Challenge
Transcribe all the entries word for word, but omit the images.

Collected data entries
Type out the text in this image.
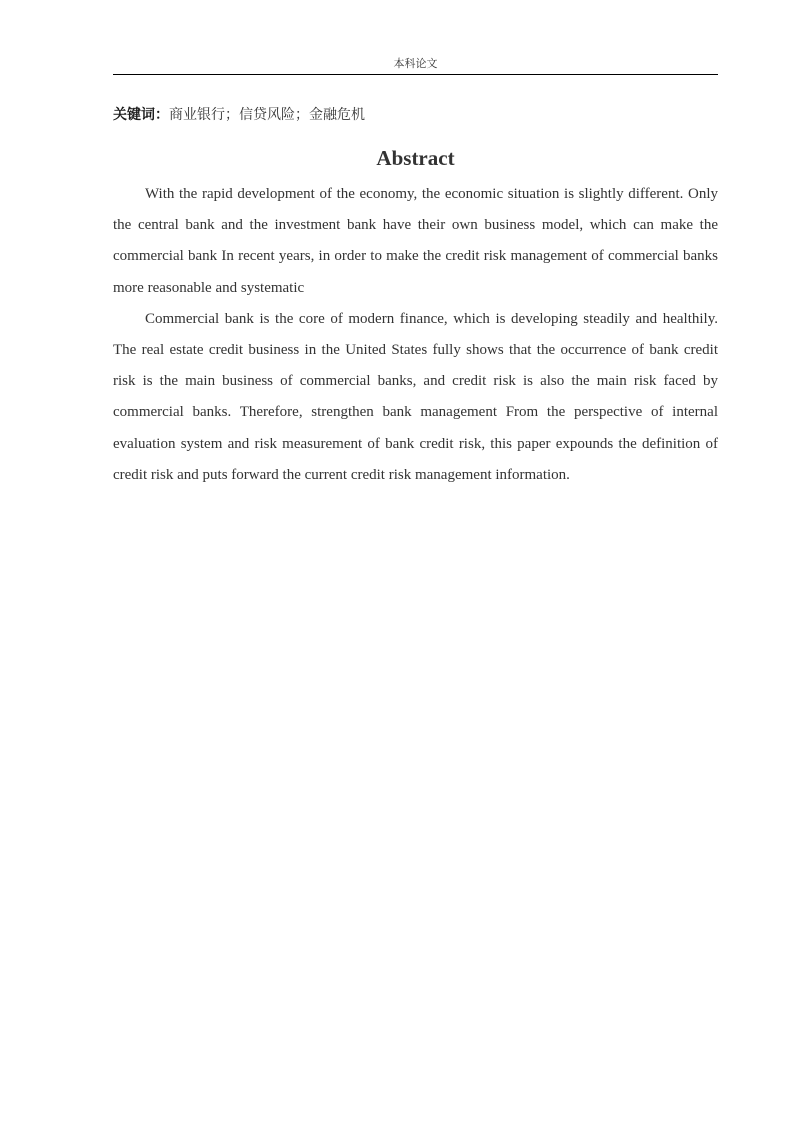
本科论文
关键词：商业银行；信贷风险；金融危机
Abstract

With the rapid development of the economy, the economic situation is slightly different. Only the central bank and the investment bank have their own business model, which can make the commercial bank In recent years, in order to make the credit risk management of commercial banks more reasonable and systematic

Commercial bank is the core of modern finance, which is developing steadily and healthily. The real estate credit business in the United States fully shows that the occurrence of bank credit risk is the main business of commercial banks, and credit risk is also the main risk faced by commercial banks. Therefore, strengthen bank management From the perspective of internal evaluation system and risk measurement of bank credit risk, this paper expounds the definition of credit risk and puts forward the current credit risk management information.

Completed exercise
Type out the text in this image.
本科论文
关键词：商业银行；信贷风险；金融危机
Abstract

With the rapid development of the economy, the economic situation is slightly different. Only the central bank and the investment bank have their own business model, which can make the commercial bank In recent years, in order to make the credit risk management of commercial banks more reasonable and systematic

Commercial bank is the core of modern finance, which is developing steadily and healthily. The real estate credit business in the United States fully shows that the occurrence of bank credit risk is the main business of commercial banks, and credit risk is also the main risk faced by commercial banks. Therefore, strengthen bank management From the perspective of internal evaluation system and risk measurement of bank credit risk, this paper expounds the definition of credit risk and puts forward the current credit risk management information.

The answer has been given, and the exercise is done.